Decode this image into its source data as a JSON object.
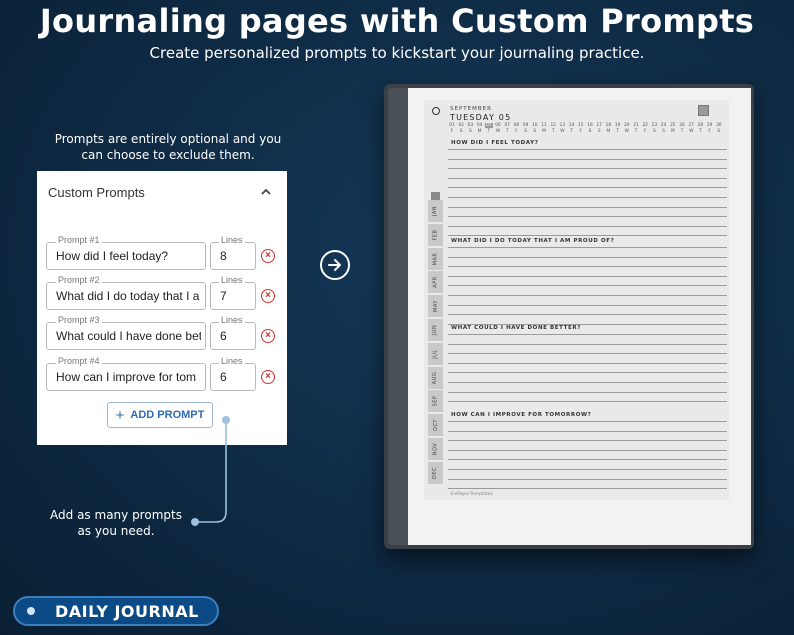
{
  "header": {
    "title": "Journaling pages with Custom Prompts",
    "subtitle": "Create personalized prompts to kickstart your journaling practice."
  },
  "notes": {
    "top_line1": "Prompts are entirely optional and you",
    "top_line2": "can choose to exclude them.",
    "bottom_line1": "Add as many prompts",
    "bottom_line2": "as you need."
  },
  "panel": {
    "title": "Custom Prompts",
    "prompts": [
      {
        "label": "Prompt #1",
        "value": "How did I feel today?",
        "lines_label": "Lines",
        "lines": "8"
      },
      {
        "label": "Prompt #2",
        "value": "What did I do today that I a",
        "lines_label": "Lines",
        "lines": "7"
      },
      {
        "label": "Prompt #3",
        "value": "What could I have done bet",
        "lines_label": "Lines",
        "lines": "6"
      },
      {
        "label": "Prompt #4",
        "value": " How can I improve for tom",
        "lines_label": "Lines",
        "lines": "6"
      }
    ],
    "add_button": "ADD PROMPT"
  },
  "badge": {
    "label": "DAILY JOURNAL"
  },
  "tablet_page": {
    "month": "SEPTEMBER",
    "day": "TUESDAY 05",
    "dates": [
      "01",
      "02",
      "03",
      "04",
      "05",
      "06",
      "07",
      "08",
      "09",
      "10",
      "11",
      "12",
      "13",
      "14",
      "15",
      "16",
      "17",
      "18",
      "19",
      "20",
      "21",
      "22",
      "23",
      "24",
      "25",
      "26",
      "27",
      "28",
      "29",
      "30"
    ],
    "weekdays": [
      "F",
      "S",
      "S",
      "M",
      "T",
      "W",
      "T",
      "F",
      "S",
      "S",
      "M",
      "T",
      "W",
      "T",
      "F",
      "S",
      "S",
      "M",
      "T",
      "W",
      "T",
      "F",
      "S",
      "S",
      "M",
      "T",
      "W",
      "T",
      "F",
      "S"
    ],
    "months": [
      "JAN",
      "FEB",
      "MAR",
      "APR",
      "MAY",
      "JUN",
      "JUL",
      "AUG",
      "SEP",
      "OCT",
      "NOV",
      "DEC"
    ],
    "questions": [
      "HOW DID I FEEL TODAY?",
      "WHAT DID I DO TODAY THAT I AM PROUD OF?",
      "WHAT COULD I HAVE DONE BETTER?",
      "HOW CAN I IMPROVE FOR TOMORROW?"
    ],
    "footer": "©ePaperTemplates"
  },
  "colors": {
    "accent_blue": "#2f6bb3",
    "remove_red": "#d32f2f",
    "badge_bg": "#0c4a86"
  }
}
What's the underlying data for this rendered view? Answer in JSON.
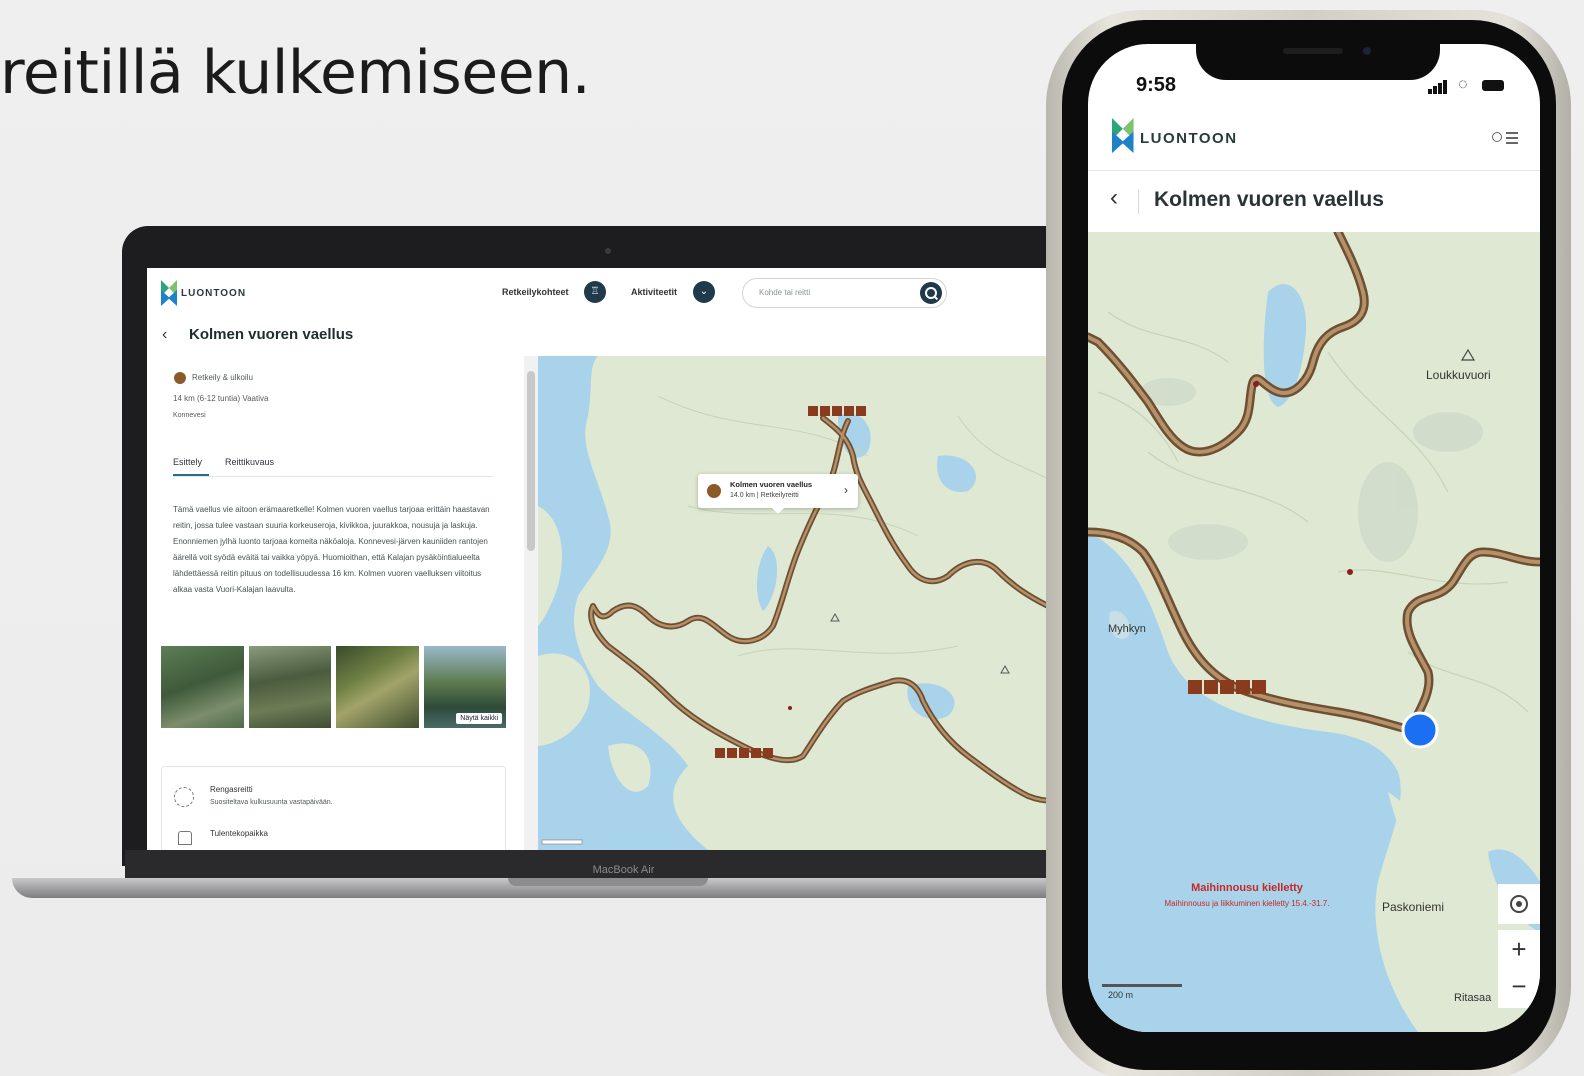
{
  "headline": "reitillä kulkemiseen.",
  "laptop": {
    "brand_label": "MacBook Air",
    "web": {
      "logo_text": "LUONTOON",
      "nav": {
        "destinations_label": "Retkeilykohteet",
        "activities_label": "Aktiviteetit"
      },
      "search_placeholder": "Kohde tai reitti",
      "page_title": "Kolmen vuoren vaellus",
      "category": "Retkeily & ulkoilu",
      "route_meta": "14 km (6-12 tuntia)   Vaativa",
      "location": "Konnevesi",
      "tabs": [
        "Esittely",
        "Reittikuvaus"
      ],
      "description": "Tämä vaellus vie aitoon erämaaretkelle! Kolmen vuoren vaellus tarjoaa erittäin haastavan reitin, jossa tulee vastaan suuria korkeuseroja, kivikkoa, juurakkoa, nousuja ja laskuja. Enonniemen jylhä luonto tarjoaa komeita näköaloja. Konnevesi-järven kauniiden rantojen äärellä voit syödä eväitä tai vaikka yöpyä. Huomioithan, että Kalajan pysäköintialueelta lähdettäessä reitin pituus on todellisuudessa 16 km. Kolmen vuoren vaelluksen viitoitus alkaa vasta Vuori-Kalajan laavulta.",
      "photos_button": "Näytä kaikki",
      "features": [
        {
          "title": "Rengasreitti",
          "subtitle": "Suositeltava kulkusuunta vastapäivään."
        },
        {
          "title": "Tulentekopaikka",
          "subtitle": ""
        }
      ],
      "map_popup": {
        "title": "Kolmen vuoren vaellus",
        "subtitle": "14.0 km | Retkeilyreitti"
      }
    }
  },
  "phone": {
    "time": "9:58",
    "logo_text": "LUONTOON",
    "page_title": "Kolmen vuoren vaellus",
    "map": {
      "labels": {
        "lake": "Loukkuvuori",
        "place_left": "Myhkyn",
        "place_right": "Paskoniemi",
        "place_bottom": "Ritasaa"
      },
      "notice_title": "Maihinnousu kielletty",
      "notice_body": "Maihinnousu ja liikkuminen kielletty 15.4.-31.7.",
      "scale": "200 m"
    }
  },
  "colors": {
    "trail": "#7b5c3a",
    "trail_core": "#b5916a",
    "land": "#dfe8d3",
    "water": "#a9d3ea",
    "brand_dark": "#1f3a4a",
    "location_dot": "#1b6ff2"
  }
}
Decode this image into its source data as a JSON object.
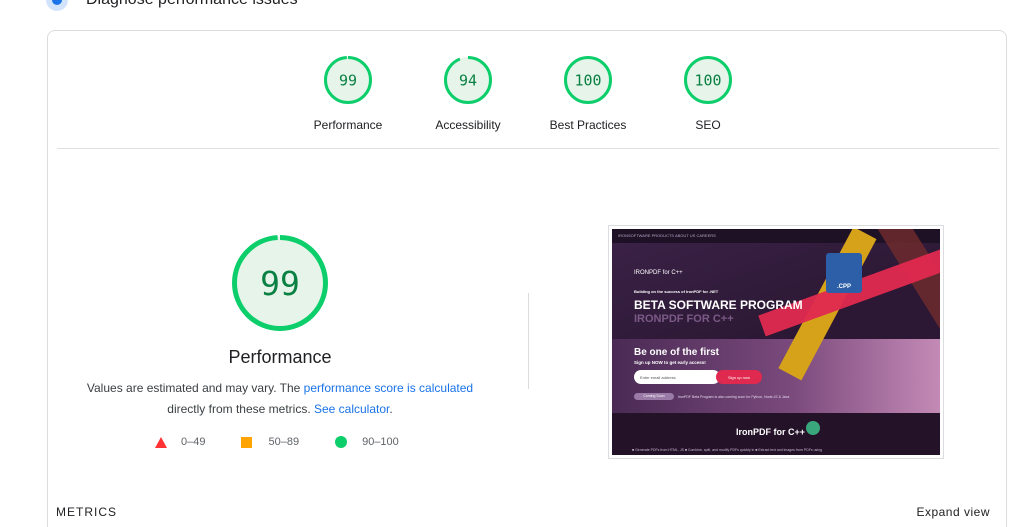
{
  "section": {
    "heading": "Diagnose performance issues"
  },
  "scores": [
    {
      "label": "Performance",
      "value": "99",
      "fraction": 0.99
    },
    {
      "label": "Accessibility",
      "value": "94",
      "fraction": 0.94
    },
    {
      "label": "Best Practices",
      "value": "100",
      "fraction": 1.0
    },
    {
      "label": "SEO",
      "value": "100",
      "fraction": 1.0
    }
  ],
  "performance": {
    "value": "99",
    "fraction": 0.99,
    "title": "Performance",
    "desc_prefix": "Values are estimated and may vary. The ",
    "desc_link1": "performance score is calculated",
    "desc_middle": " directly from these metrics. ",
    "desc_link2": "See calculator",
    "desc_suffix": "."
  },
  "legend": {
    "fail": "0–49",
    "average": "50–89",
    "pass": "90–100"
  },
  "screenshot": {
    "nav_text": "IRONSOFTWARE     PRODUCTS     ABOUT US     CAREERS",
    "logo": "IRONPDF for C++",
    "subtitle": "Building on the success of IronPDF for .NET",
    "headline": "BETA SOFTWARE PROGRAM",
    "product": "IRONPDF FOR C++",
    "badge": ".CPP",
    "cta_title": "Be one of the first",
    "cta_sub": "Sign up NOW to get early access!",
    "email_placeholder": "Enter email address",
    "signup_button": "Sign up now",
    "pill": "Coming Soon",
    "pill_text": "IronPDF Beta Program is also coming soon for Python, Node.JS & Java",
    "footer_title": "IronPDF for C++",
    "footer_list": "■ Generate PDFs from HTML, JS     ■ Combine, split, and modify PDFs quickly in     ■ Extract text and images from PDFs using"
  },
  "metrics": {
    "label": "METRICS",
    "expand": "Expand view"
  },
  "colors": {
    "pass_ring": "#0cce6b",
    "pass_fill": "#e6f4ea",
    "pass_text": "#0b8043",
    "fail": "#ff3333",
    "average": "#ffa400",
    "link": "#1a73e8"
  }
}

• Description of the task: Output, exactly, all the records above; include no pictures.

• Full solution:
Decode this image into its source data as a JSON object.
{
  "header": {
    "title": "Journaling pages with Custom Prompts",
    "subtitle": "Create personalized prompts to kickstart your journaling practice."
  },
  "notes": {
    "top_line1": "Prompts are entirely optional and you",
    "top_line2": "can choose to exclude them.",
    "bottom_line1": "Add as many prompts",
    "bottom_line2": "as you need."
  },
  "panel": {
    "title": "Custom Prompts",
    "prompts": [
      {
        "label": "Prompt #1",
        "value": "How did I feel today?",
        "lines_label": "Lines",
        "lines": "8"
      },
      {
        "label": "Prompt #2",
        "value": "What did I do today that I a",
        "lines_label": "Lines",
        "lines": "7"
      },
      {
        "label": "Prompt #3",
        "value": "What could I have done bet",
        "lines_label": "Lines",
        "lines": "6"
      },
      {
        "label": "Prompt #4",
        "value": " How can I improve for tom",
        "lines_label": "Lines",
        "lines": "6"
      }
    ],
    "add_button": "ADD PROMPT"
  },
  "badge": {
    "label": "DAILY JOURNAL"
  },
  "tablet_page": {
    "month": "SEPTEMBER",
    "day": "TUESDAY 05",
    "dates": [
      "01",
      "02",
      "03",
      "04",
      "05",
      "06",
      "07",
      "08",
      "09",
      "10",
      "11",
      "12",
      "13",
      "14",
      "15",
      "16",
      "17",
      "18",
      "19",
      "20",
      "21",
      "22",
      "23",
      "24",
      "25",
      "26",
      "27",
      "28",
      "29",
      "30"
    ],
    "weekdays": [
      "F",
      "S",
      "S",
      "M",
      "T",
      "W",
      "T",
      "F",
      "S",
      "S",
      "M",
      "T",
      "W",
      "T",
      "F",
      "S",
      "S",
      "M",
      "T",
      "W",
      "T",
      "F",
      "S",
      "S",
      "M",
      "T",
      "W",
      "T",
      "F",
      "S"
    ],
    "months": [
      "JAN",
      "FEB",
      "MAR",
      "APR",
      "MAY",
      "JUN",
      "JUL",
      "AUG",
      "SEP",
      "OCT",
      "NOV",
      "DEC"
    ],
    "questions": [
      "HOW DID I FEEL TODAY?",
      "WHAT DID I DO TODAY THAT I AM PROUD OF?",
      "WHAT COULD I HAVE DONE BETTER?",
      "HOW CAN I IMPROVE FOR TOMORROW?"
    ],
    "footer": "©ePaperTemplates"
  },
  "colors": {
    "accent_blue": "#2f6bb3",
    "remove_red": "#d32f2f",
    "badge_bg": "#0c4a86"
  }
}
What's the underlying data for this rendered view? Answer in JSON.
{
  "headline": "reitillä kulkemiseen.",
  "laptop": {
    "brand_label": "MacBook Air",
    "web": {
      "logo_text": "LUONTOON",
      "nav": {
        "destinations_label": "Retkeilykohteet",
        "activities_label": "Aktiviteetit"
      },
      "search_placeholder": "Kohde tai reitti",
      "page_title": "Kolmen vuoren vaellus",
      "category": "Retkeily & ulkoilu",
      "route_meta": "14 km (6-12 tuntia)   Vaativa",
      "location": "Konnevesi",
      "tabs": [
        "Esittely",
        "Reittikuvaus"
      ],
      "description": "Tämä vaellus vie aitoon erämaaretkelle! Kolmen vuoren vaellus tarjoaa erittäin haastavan reitin, jossa tulee vastaan suuria korkeuseroja, kivikkoa, juurakkoa, nousuja ja laskuja. Enonniemen jylhä luonto tarjoaa komeita näköaloja. Konnevesi-järven kauniiden rantojen äärellä voit syödä eväitä tai vaikka yöpyä. Huomioithan, että Kalajan pysäköintialueelta lähdettäessä reitin pituus on todellisuudessa 16 km. Kolmen vuoren vaelluksen viitoitus alkaa vasta Vuori-Kalajan laavulta.",
      "photos_button": "Näytä kaikki",
      "features": [
        {
          "title": "Rengasreitti",
          "subtitle": "Suositeltava kulkusuunta vastapäivään."
        },
        {
          "title": "Tulentekopaikka",
          "subtitle": ""
        }
      ],
      "map_popup": {
        "title": "Kolmen vuoren vaellus",
        "subtitle": "14.0 km | Retkeilyreitti"
      }
    }
  },
  "phone": {
    "time": "9:58",
    "logo_text": "LUONTOON",
    "page_title": "Kolmen vuoren vaellus",
    "map": {
      "labels": {
        "lake": "Loukkuvuori",
        "place_left": "Myhkyn",
        "place_right": "Paskoniemi",
        "place_bottom": "Ritasaa"
      },
      "notice_title": "Maihinnousu kielletty",
      "notice_body": "Maihinnousu ja liikkuminen kielletty 15.4.-31.7.",
      "scale": "200 m"
    }
  },
  "colors": {
    "trail": "#7b5c3a",
    "trail_core": "#b5916a",
    "land": "#dfe8d3",
    "water": "#a9d3ea",
    "brand_dark": "#1f3a4a",
    "location_dot": "#1b6ff2"
  }
}
Decode this image into its source data as a JSON object.
{
  "section": {
    "heading": "Diagnose performance issues"
  },
  "scores": [
    {
      "label": "Performance",
      "value": "99",
      "fraction": 0.99
    },
    {
      "label": "Accessibility",
      "value": "94",
      "fraction": 0.94
    },
    {
      "label": "Best Practices",
      "value": "100",
      "fraction": 1.0
    },
    {
      "label": "SEO",
      "value": "100",
      "fraction": 1.0
    }
  ],
  "performance": {
    "value": "99",
    "fraction": 0.99,
    "title": "Performance",
    "desc_prefix": "Values are estimated and may vary. The ",
    "desc_link1": "performance score is calculated",
    "desc_middle": " directly from these metrics. ",
    "desc_link2": "See calculator",
    "desc_suffix": "."
  },
  "legend": {
    "fail": "0–49",
    "average": "50–89",
    "pass": "90–100"
  },
  "screenshot": {
    "nav_text": "IRONSOFTWARE     PRODUCTS     ABOUT US     CAREERS",
    "logo": "IRONPDF for C++",
    "subtitle": "Building on the success of IronPDF for .NET",
    "headline": "BETA SOFTWARE PROGRAM",
    "product": "IRONPDF FOR C++",
    "badge": ".CPP",
    "cta_title": "Be one of the first",
    "cta_sub": "Sign up NOW to get early access!",
    "email_placeholder": "Enter email address",
    "signup_button": "Sign up now",
    "pill": "Coming Soon",
    "pill_text": "IronPDF Beta Program is also coming soon for Python, Node.JS & Java",
    "footer_title": "IronPDF for C++",
    "footer_list": "■ Generate PDFs from HTML, JS     ■ Combine, split, and modify PDFs quickly in     ■ Extract text and images from PDFs using"
  },
  "metrics": {
    "label": "METRICS",
    "expand": "Expand view"
  },
  "colors": {
    "pass_ring": "#0cce6b",
    "pass_fill": "#e6f4ea",
    "pass_text": "#0b8043",
    "fail": "#ff3333",
    "average": "#ffa400",
    "link": "#1a73e8"
  }
}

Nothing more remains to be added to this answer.